▶ BRIEF 1
In the records that follow, change "screenshot" to "screen capture" in the lines starting with the line with "List every element" and going on through the line with "Text: −: − — [96, 91, 104, 101]", and give back only those lines with nothing else altered. Leave the pictures out.

[start SOURCE PASSAGE]

Judge: H. Jay Ford, III, Case: 22STCV27109, Date: 2023-05-18 Tentative Ruling

Case Number: 22STCV27109    Hearing Date: May 18, 2023    Dept: O

Case Name:  Doe v. Men’s Health Foundation, et al.

Case No.:                    22STCV27109

Complaint Filed:                   8-19-23

Hearing Date:            5-18-23

Discovery C/O:                     6-17-24

Calendar No.:            9

Discover Motion C/O:          7-1-24

POS:                           OK

Trial Date:                             7-15-24

SUBJECT:                 MOTION FOR PROTECTIVE ORDER

MOVING PARTY:   Defendant Nuno Estevez Dos Santos  

RESP. PARTY:         Plaintiff John Doe

 

TENTATIVE RULING

            Defendant Dos Santos’ Motion for Protective Order is GRANTED in part and DENIED in part.  Defendants are ordered to produce responsive documents from the beginning of Dos Santos’ employment with Men’s Health until the date Dos Santos left Men’s Health’s employment.  Defendants are only required to produce those documents created after the date of the subject incident if they pertain to the incident and/or termination of Dos Santos’ relationship with Men’s Health.  In addition, parties are to execute a standard protective order.  Defendants are ordered to produce documents in accordance with this Court’s order within 20 days.

[end SOURCE PASSAGE]
[start INPUT RECORDS]

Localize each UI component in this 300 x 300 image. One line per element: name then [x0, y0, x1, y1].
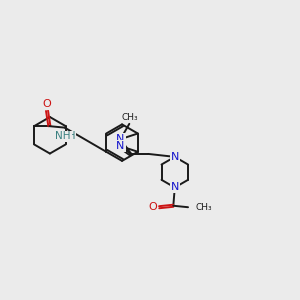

[end INPUT RECORDS]
[start INPUT RECORDS]

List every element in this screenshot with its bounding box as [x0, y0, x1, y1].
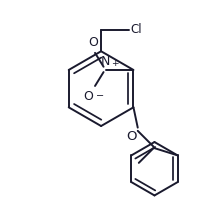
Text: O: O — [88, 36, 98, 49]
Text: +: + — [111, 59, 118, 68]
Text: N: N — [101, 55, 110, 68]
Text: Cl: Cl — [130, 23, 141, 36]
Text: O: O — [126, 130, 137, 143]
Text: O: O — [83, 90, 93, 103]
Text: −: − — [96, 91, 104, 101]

[end INPUT RECORDS]

▶ BRIEF 2
Set down the part of the tentative ruling starting with "RESP. PARTY:         Plaintiff" and going on through "within 20 days.", word for word.

▶ FULL RESPONSE 1
List every element in this screen capture with its bounding box as [x0, y0, x1, y1].
Text: O: O — [88, 36, 98, 49]
Text: +: + — [111, 59, 118, 68]
Text: N: N — [101, 55, 110, 68]
Text: Cl: Cl — [130, 23, 141, 36]
Text: O: O — [126, 130, 137, 143]
Text: O: O — [83, 90, 93, 103]
Text: −: − — [96, 91, 104, 101]

▶ FULL RESPONSE 2
RESP. PARTY:         Plaintiff John Doe

 

TENTATIVE RULING

            Defendant Dos Santos’ Motion for Protective Order is GRANTED in part and DENIED in part.  Defendants are ordered to produce responsive documents from the beginning of Dos Santos’ employment with Men’s Health until the date Dos Santos left Men’s Health’s employment.  Defendants are only required to produce those documents created after the date of the subject incident if they pertain to the incident and/or termination of Dos Santos’ relationship with Men’s Health.  In addition, parties are to execute a standard protective order.  Defendants are ordered to produce documents in accordance with this Court’s order within 20 days.